* begin SOURCE DATA *

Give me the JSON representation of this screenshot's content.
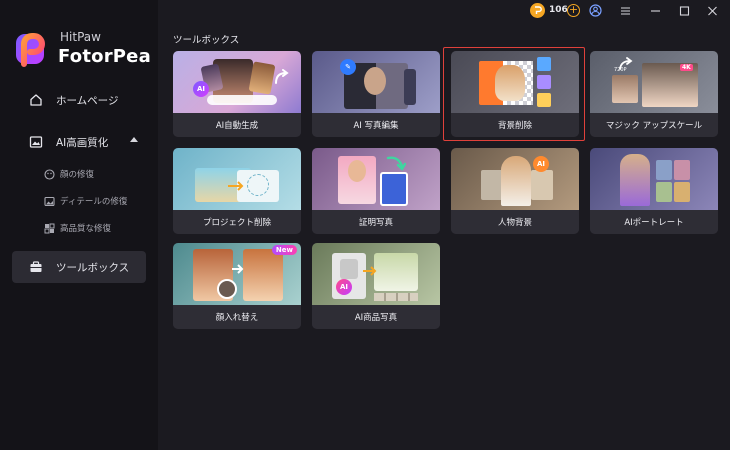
{
  "brand": {
    "small": "HitPaw",
    "big": "FotorPea"
  },
  "topbar": {
    "coins": "106"
  },
  "sidebar": {
    "items": [
      {
        "label": "ホームページ"
      },
      {
        "label": "AI高画質化"
      },
      {
        "label": "ツールボックス"
      }
    ],
    "subitems": [
      {
        "label": "顔の修復"
      },
      {
        "label": "ディテールの修復"
      },
      {
        "label": "高品質な修復"
      }
    ]
  },
  "main": {
    "title": "ツールボックス",
    "cards": [
      {
        "label": "AI自動生成"
      },
      {
        "label": "AI 写真編集"
      },
      {
        "label": "背景削除"
      },
      {
        "label": "マジック アップスケール"
      },
      {
        "label": "プロジェクト削除"
      },
      {
        "label": "証明写真"
      },
      {
        "label": "人物背景"
      },
      {
        "label": "AIポートレート"
      },
      {
        "label": "顔入れ替え"
      },
      {
        "label": "AI商品写真"
      }
    ],
    "badges": {
      "new": "New",
      "ai": "AI",
      "k4": "4K",
      "res": "720P"
    }
  },
  "colors": {
    "accent": "#f5a623",
    "selection": "#e0413b",
    "sidebar_bg": "#141318",
    "main_bg": "#1b1a20"
  }
}
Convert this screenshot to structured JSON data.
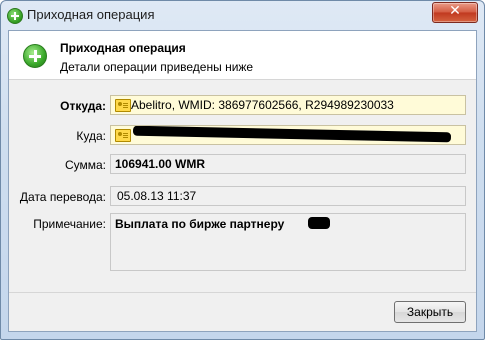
{
  "window": {
    "title": "Приходная операция",
    "close_symbol": "✕"
  },
  "header": {
    "title": "Приходная операция",
    "subtitle": "Детали операции приведены ниже",
    "icon": "plus-circle-icon"
  },
  "form": {
    "from": {
      "label": "Откуда:",
      "value": "Abelitro, WMID: 386977602566, R294989230033",
      "icon": "wmid-card-icon"
    },
    "to": {
      "label": "Куда:",
      "value": "",
      "icon": "wmid-card-icon"
    },
    "amount": {
      "label": "Сумма:",
      "value": "106941.00 WMR"
    },
    "date": {
      "label": "Дата перевода:",
      "value": "05.08.13 11:37"
    },
    "note": {
      "label": "Примечание:",
      "value": "Выплата по бирже партнеру"
    }
  },
  "footer": {
    "close_label": "Закрыть"
  }
}
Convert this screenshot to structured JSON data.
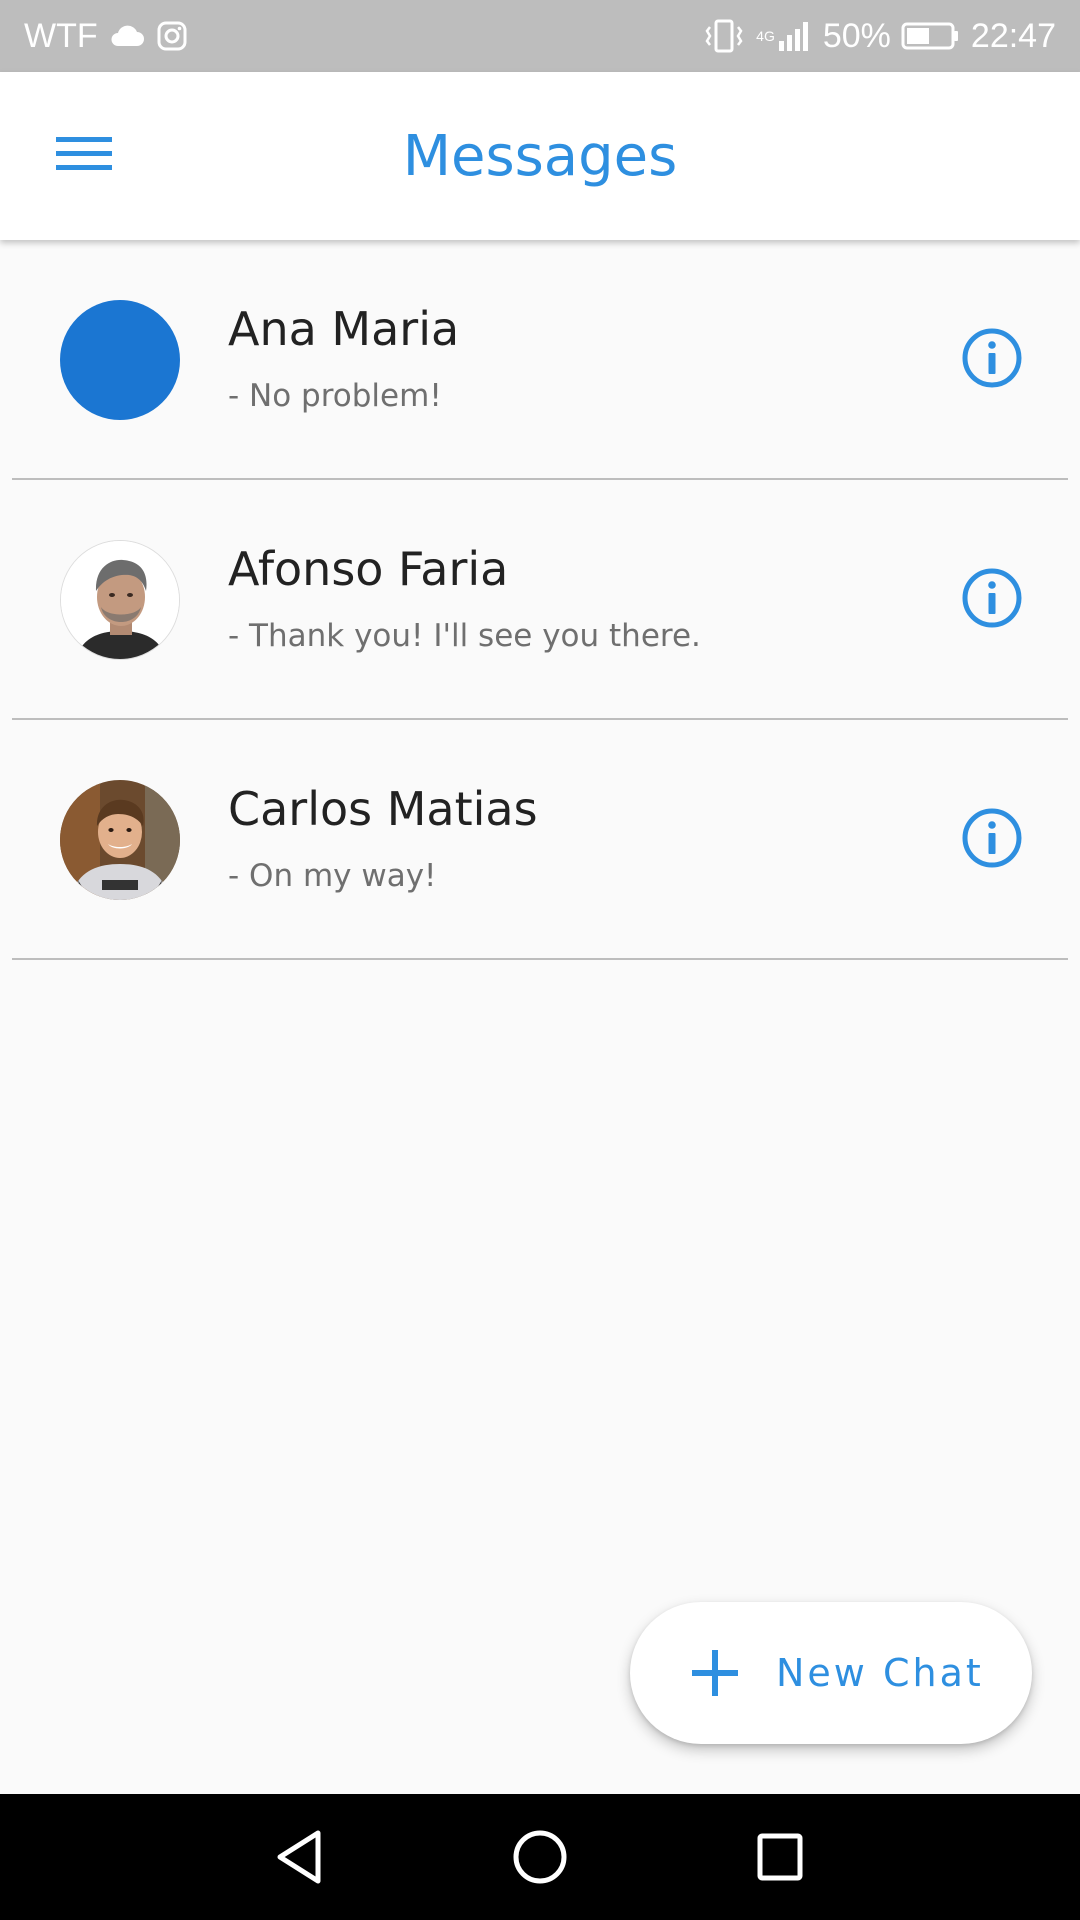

* end SOURCE DATA *

- YOUR TASK:
Exactly reproduce each record, leaving out any pictures.

- TASK RESULT:
Give me the JSON representation of this screenshot's content.
{
  "brand": {
    "small": "HitPaw",
    "big": "FotorPea"
  },
  "topbar": {
    "coins": "106"
  },
  "sidebar": {
    "items": [
      {
        "label": "ホームページ"
      },
      {
        "label": "AI高画質化"
      },
      {
        "label": "ツールボックス"
      }
    ],
    "subitems": [
      {
        "label": "顔の修復"
      },
      {
        "label": "ディテールの修復"
      },
      {
        "label": "高品質な修復"
      }
    ]
  },
  "main": {
    "title": "ツールボックス",
    "cards": [
      {
        "label": "AI自動生成"
      },
      {
        "label": "AI 写真編集"
      },
      {
        "label": "背景削除"
      },
      {
        "label": "マジック アップスケール"
      },
      {
        "label": "プロジェクト削除"
      },
      {
        "label": "証明写真"
      },
      {
        "label": "人物背景"
      },
      {
        "label": "AIポートレート"
      },
      {
        "label": "顔入れ替え"
      },
      {
        "label": "AI商品写真"
      }
    ],
    "badges": {
      "new": "New",
      "ai": "AI",
      "k4": "4K",
      "res": "720P"
    }
  },
  "colors": {
    "accent": "#f5a623",
    "selection": "#e0413b",
    "sidebar_bg": "#141318",
    "main_bg": "#1b1a20"
  }
}
Convert this screenshot to structured JSON data.
{
  "window": {
    "title": "Приходная операция",
    "close_symbol": "✕"
  },
  "header": {
    "title": "Приходная операция",
    "subtitle": "Детали операции приведены ниже",
    "icon": "plus-circle-icon"
  },
  "form": {
    "from": {
      "label": "Откуда:",
      "value": "Abelitro, WMID: 386977602566, R294989230033",
      "icon": "wmid-card-icon"
    },
    "to": {
      "label": "Куда:",
      "value": "",
      "icon": "wmid-card-icon"
    },
    "amount": {
      "label": "Сумма:",
      "value": "106941.00 WMR"
    },
    "date": {
      "label": "Дата перевода:",
      "value": "05.08.13 11:37"
    },
    "note": {
      "label": "Примечание:",
      "value": "Выплата по бирже партнеру"
    }
  },
  "footer": {
    "close_label": "Закрыть"
  }
}
Convert this screenshot to structured JSON data.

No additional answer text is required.